**Stored data entries**
____________

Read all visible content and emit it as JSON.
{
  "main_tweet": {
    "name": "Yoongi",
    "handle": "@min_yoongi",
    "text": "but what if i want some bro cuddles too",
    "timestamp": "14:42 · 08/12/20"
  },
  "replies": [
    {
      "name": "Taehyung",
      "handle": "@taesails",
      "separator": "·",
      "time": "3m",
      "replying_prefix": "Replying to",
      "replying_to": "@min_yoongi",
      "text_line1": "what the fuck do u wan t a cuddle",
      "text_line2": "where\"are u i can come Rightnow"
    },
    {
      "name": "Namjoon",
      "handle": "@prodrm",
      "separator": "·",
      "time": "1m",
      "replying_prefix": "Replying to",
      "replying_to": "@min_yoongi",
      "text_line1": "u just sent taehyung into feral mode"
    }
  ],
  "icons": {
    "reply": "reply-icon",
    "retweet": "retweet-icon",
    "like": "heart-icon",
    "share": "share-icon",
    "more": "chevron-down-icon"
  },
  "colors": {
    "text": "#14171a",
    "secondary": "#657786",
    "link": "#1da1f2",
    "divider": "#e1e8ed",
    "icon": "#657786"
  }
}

____________

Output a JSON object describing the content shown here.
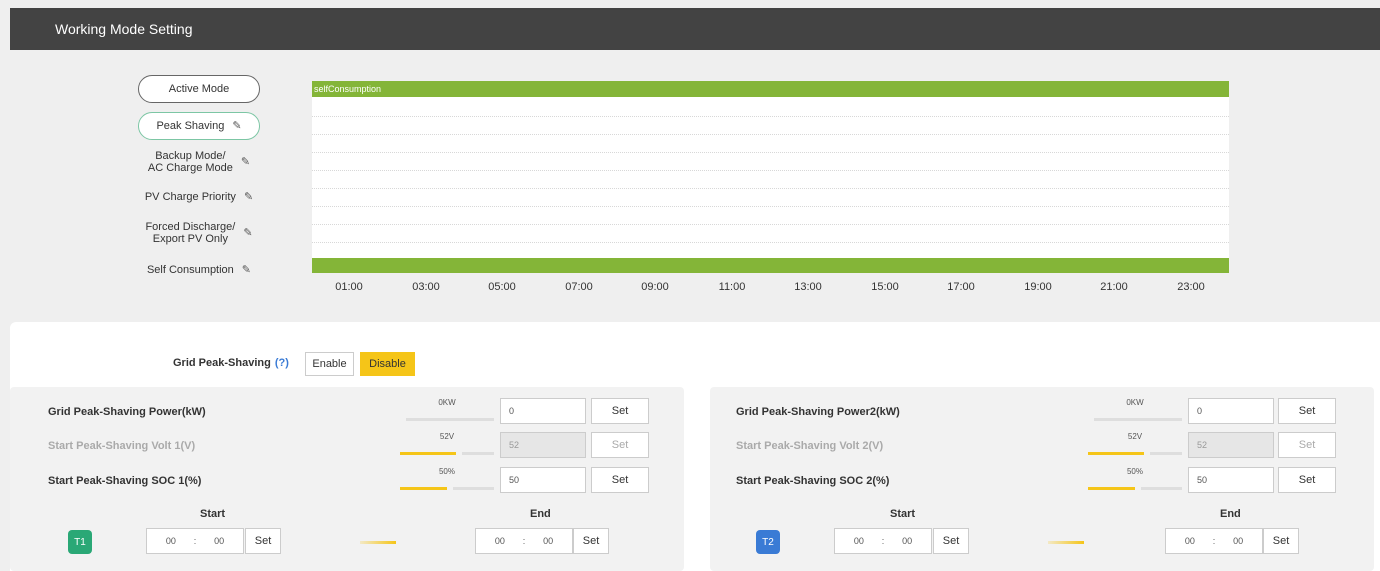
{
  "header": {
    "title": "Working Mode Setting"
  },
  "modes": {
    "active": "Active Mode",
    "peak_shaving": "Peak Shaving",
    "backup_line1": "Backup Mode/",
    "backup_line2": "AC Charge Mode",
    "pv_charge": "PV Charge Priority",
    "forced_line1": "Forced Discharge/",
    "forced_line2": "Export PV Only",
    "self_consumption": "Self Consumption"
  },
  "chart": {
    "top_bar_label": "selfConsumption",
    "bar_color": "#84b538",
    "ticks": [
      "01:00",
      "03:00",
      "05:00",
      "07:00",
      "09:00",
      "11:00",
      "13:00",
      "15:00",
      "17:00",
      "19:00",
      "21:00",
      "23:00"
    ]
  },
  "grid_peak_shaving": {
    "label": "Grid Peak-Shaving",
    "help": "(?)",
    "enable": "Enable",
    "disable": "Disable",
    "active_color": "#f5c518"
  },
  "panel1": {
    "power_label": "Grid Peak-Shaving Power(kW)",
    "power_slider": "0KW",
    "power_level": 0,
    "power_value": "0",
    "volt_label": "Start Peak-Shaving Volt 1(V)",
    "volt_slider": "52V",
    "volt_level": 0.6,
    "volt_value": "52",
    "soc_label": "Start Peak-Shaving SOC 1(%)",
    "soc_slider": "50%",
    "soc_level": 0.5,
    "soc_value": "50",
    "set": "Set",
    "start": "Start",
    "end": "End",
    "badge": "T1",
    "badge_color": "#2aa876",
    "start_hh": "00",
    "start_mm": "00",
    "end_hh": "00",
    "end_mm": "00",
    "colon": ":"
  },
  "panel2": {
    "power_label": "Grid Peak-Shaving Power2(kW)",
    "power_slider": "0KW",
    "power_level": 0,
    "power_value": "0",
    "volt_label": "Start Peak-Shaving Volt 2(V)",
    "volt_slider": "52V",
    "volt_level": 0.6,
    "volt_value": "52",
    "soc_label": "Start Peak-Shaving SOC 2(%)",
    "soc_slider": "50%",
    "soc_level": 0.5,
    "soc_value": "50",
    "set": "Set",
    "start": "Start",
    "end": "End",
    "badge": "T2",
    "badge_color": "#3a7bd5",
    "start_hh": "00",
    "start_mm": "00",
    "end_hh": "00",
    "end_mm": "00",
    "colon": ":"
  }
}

____________

**EXERCISE**
Show every line from the entries above in which the word "what" appears.

**ANSWER**
    "text": "but what if i want some bro cuddles too",
      "text_line1": "what the fuck do u wan t a cuddle",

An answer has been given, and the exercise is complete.